__EXERCISE DETAILS__: Copy nothing but the text: repeat each entry exactly and drop the images.

__SUPPLIED RECORDS__:
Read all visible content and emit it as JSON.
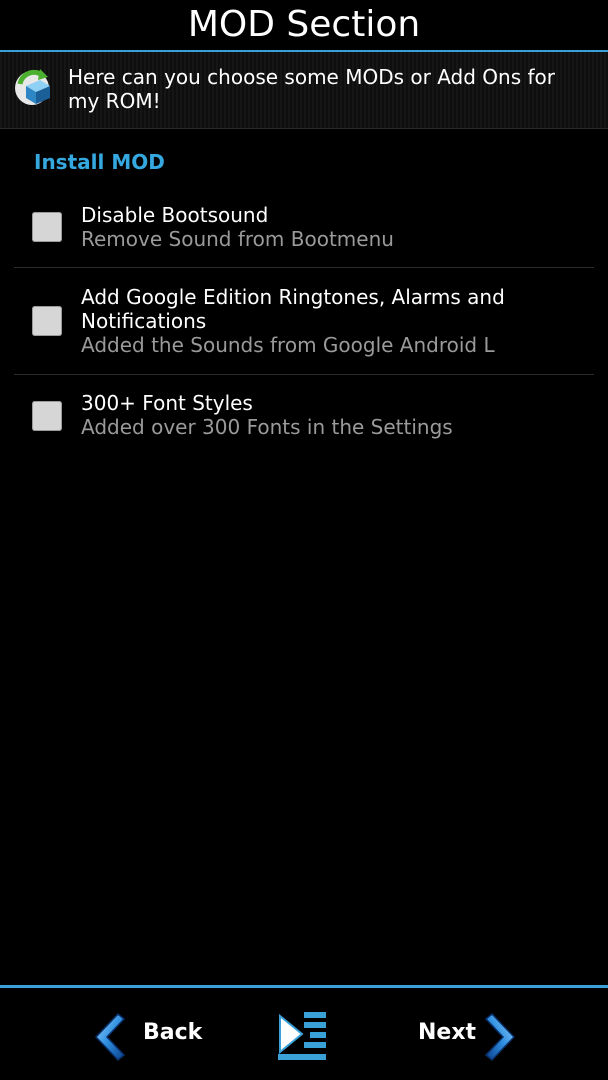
{
  "header": {
    "title": "MOD Section"
  },
  "info": {
    "text": "Here can you choose some MODs or Add Ons for my ROM!",
    "icon": "package-refresh-icon"
  },
  "section": {
    "title": "Install MOD"
  },
  "items": [
    {
      "label": "Disable Bootsound",
      "sub": "Remove Sound from Bootmenu",
      "checked": false
    },
    {
      "label": "Add Google Edition Ringtones, Alarms and Notifications",
      "sub": "Added the Sounds from Google Android L",
      "checked": false
    },
    {
      "label": "300+ Font Styles",
      "sub": "Added over 300 Fonts in the Settings",
      "checked": false
    }
  ],
  "footer": {
    "back_label": "Back",
    "next_label": "Next",
    "menu_icon": "menu-list-icon"
  },
  "colors": {
    "accent": "#35a8e0",
    "background": "#000000",
    "subtext": "#9a9a9a"
  }
}
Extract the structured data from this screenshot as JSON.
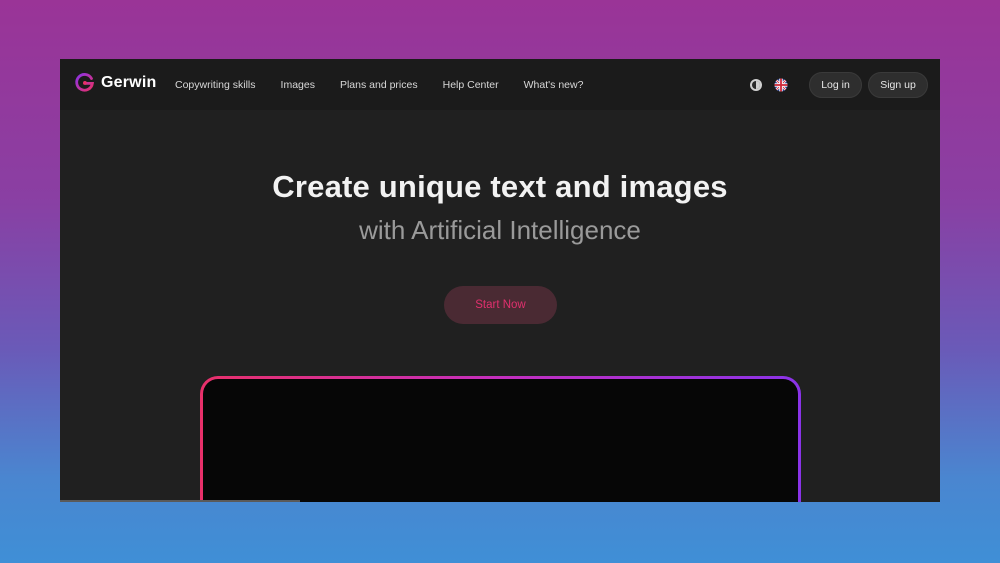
{
  "brand": {
    "name": "Gerwin"
  },
  "nav": {
    "links": [
      {
        "label": "Copywriting skills"
      },
      {
        "label": "Images"
      },
      {
        "label": "Plans and prices"
      },
      {
        "label": "Help Center"
      },
      {
        "label": "What's new?"
      }
    ],
    "icons": {
      "theme": "contrast-icon",
      "language": "uk-flag-icon"
    },
    "login_label": "Log in",
    "signup_label": "Sign up"
  },
  "hero": {
    "title": "Create unique text and images",
    "subtitle": "with Artificial Intelligence",
    "cta_label": "Start Now"
  },
  "colors": {
    "accent": "#e0306e",
    "gradient_start": "#e8306a",
    "gradient_end": "#8a33e8",
    "window_bg": "#202020",
    "navbar_bg": "#1b1b1b"
  }
}
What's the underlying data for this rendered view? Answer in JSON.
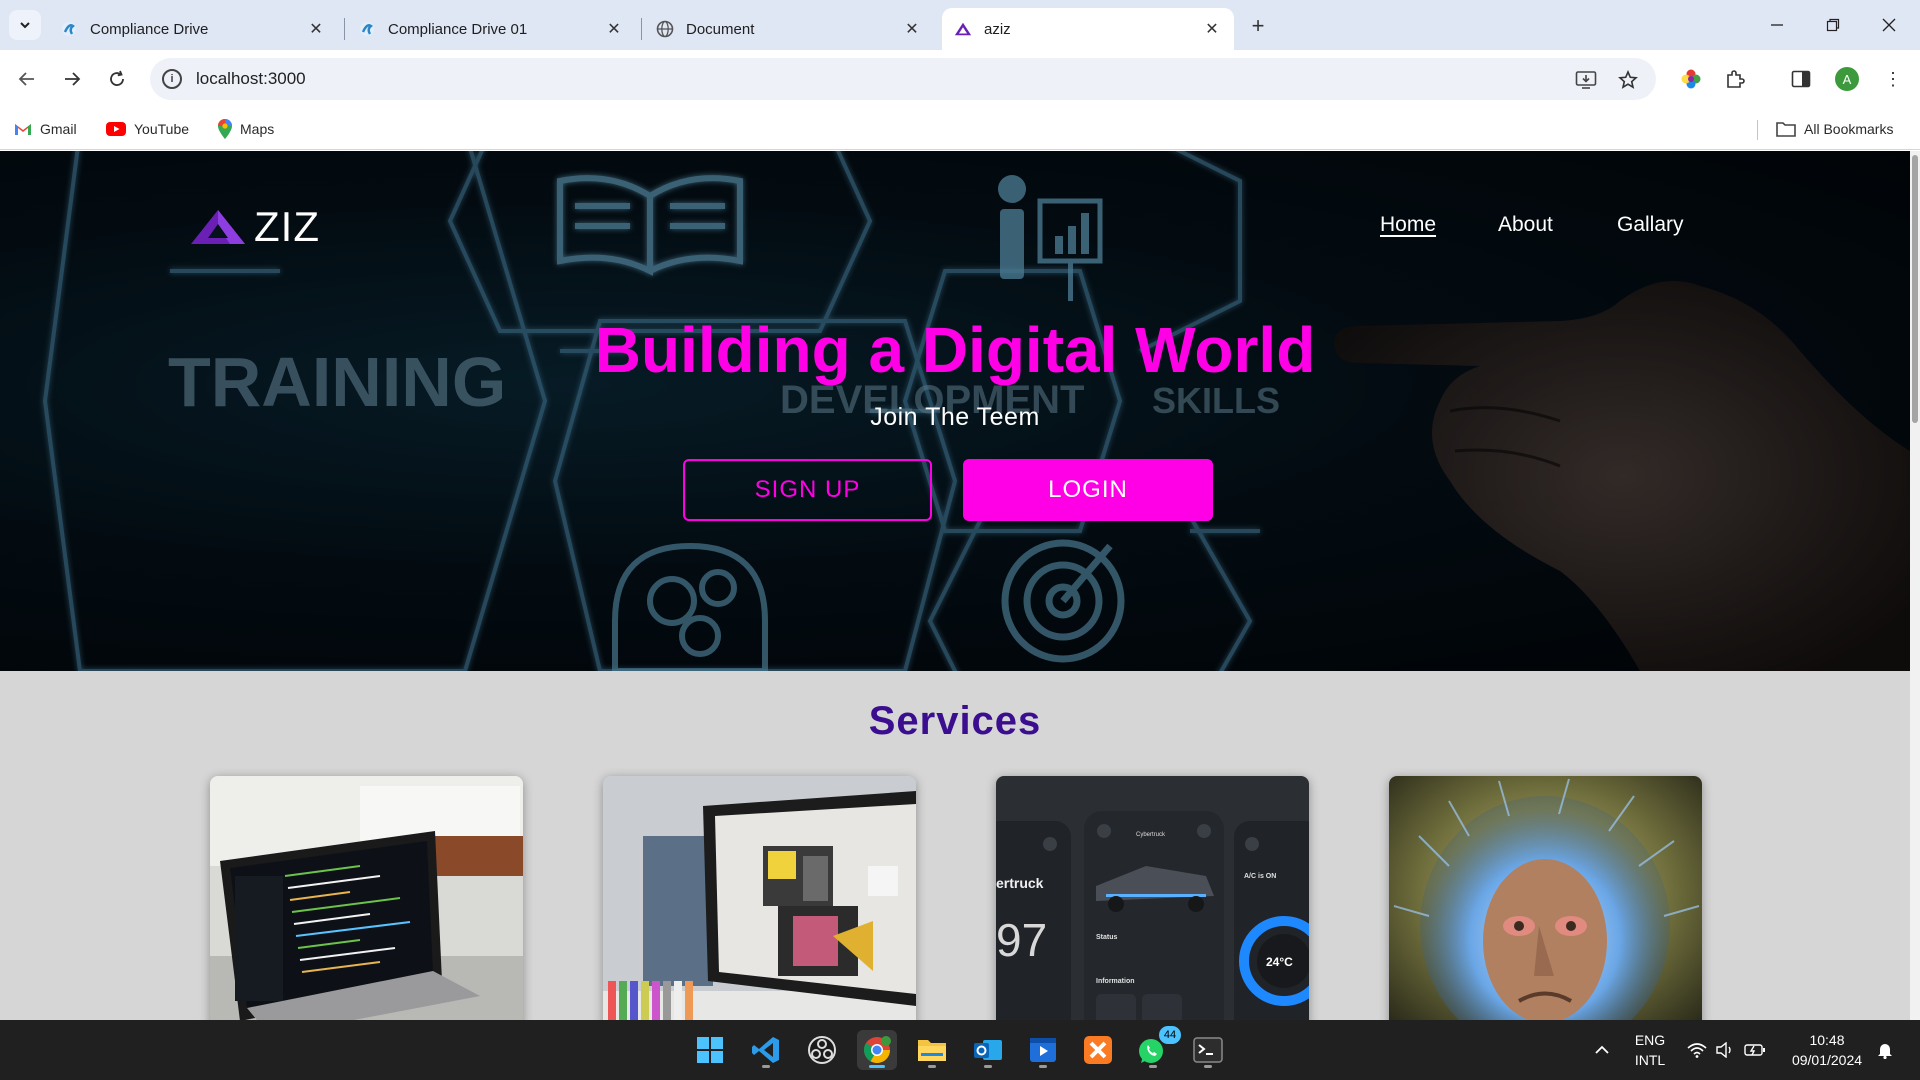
{
  "browser": {
    "tabs": [
      {
        "title": "Compliance Drive",
        "icon": "compliance-drive-icon"
      },
      {
        "title": "Compliance Drive 01",
        "icon": "compliance-drive-icon"
      },
      {
        "title": "Document",
        "icon": "globe-icon"
      },
      {
        "title": "aziz",
        "icon": "aziz-logo-icon",
        "active": true
      }
    ],
    "url": "localhost:3000",
    "bookmarks": [
      {
        "label": "Gmail",
        "icon": "gmail-icon"
      },
      {
        "label": "YouTube",
        "icon": "youtube-icon"
      },
      {
        "label": "Maps",
        "icon": "maps-icon"
      }
    ],
    "all_bookmarks_label": "All Bookmarks",
    "profile_initial": "A"
  },
  "site": {
    "logo_text": "ZIZ",
    "nav": [
      {
        "label": "Home",
        "current": true
      },
      {
        "label": "About"
      },
      {
        "label": "Gallary"
      }
    ],
    "hero": {
      "title": "Building a Digital World",
      "subtitle": "Join The Teem",
      "signup_label": "SIGN UP",
      "login_label": "LOGIN",
      "background_words": [
        "TRAINING",
        "DEVELOPMENT",
        "SKILLS"
      ]
    },
    "services_title": "Services",
    "service_cards": [
      {
        "image": "laptop-code-photo"
      },
      {
        "image": "design-monitor-photo"
      },
      {
        "image": "cybertruck-app-ui",
        "texts": [
          "ertruck",
          "97",
          "Status",
          "Information",
          "A/C is ON",
          "24°C",
          "Cybertruck"
        ]
      },
      {
        "image": "blue-hair-portrait"
      }
    ],
    "colors": {
      "accent": "#ff00e6",
      "services_title": "#3b0d8f",
      "section_bg": "#d6d6d6"
    }
  },
  "taskbar": {
    "apps": [
      "windows-start",
      "vscode",
      "obs-studio",
      "chrome",
      "file-explorer",
      "outlook",
      "media-player",
      "xampp",
      "whatsapp",
      "terminal"
    ],
    "whatsapp_badge": "44",
    "language": "ENG",
    "layout": "INTL",
    "time": "10:48",
    "date": "09/01/2024"
  }
}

__TASK ANSWER__:
Read all visible content and emit it as JSON.
{
  "header": {
    "title": "MOD Section"
  },
  "info": {
    "text": "Here can you choose some MODs or Add Ons for my ROM!",
    "icon": "package-refresh-icon"
  },
  "section": {
    "title": "Install MOD"
  },
  "items": [
    {
      "label": "Disable Bootsound",
      "sub": "Remove Sound from Bootmenu",
      "checked": false
    },
    {
      "label": "Add Google Edition Ringtones, Alarms and Notifications",
      "sub": "Added the Sounds from Google Android L",
      "checked": false
    },
    {
      "label": "300+ Font Styles",
      "sub": "Added over 300 Fonts in the Settings",
      "checked": false
    }
  ],
  "footer": {
    "back_label": "Back",
    "next_label": "Next",
    "menu_icon": "menu-list-icon"
  },
  "colors": {
    "accent": "#35a8e0",
    "background": "#000000",
    "subtext": "#9a9a9a"
  }
}
Extract the structured data from this screenshot as JSON.
{
  "brand": {
    "name": "Gerwin"
  },
  "nav": {
    "links": [
      {
        "label": "Copywriting skills"
      },
      {
        "label": "Images"
      },
      {
        "label": "Plans and prices"
      },
      {
        "label": "Help Center"
      },
      {
        "label": "What's new?"
      }
    ],
    "icons": {
      "theme": "contrast-icon",
      "language": "uk-flag-icon"
    },
    "login_label": "Log in",
    "signup_label": "Sign up"
  },
  "hero": {
    "title": "Create unique text and images",
    "subtitle": "with Artificial Intelligence",
    "cta_label": "Start Now"
  },
  "colors": {
    "accent": "#e0306e",
    "gradient_start": "#e8306a",
    "gradient_end": "#8a33e8",
    "window_bg": "#202020",
    "navbar_bg": "#1b1b1b"
  }
}
What's the underlying data for this rendered view? Answer in JSON.
{
  "browser": {
    "tabs": [
      {
        "title": "Compliance Drive",
        "icon": "compliance-drive-icon"
      },
      {
        "title": "Compliance Drive 01",
        "icon": "compliance-drive-icon"
      },
      {
        "title": "Document",
        "icon": "globe-icon"
      },
      {
        "title": "aziz",
        "icon": "aziz-logo-icon",
        "active": true
      }
    ],
    "url": "localhost:3000",
    "bookmarks": [
      {
        "label": "Gmail",
        "icon": "gmail-icon"
      },
      {
        "label": "YouTube",
        "icon": "youtube-icon"
      },
      {
        "label": "Maps",
        "icon": "maps-icon"
      }
    ],
    "all_bookmarks_label": "All Bookmarks",
    "profile_initial": "A"
  },
  "site": {
    "logo_text": "ZIZ",
    "nav": [
      {
        "label": "Home",
        "current": true
      },
      {
        "label": "About"
      },
      {
        "label": "Gallary"
      }
    ],
    "hero": {
      "title": "Building a Digital World",
      "subtitle": "Join The Teem",
      "signup_label": "SIGN UP",
      "login_label": "LOGIN",
      "background_words": [
        "TRAINING",
        "DEVELOPMENT",
        "SKILLS"
      ]
    },
    "services_title": "Services",
    "service_cards": [
      {
        "image": "laptop-code-photo"
      },
      {
        "image": "design-monitor-photo"
      },
      {
        "image": "cybertruck-app-ui",
        "texts": [
          "ertruck",
          "97",
          "Status",
          "Information",
          "A/C is ON",
          "24°C",
          "Cybertruck"
        ]
      },
      {
        "image": "blue-hair-portrait"
      }
    ],
    "colors": {
      "accent": "#ff00e6",
      "services_title": "#3b0d8f",
      "section_bg": "#d6d6d6"
    }
  },
  "taskbar": {
    "apps": [
      "windows-start",
      "vscode",
      "obs-studio",
      "chrome",
      "file-explorer",
      "outlook",
      "media-player",
      "xampp",
      "whatsapp",
      "terminal"
    ],
    "whatsapp_badge": "44",
    "language": "ENG",
    "layout": "INTL",
    "time": "10:48",
    "date": "09/01/2024"
  }
}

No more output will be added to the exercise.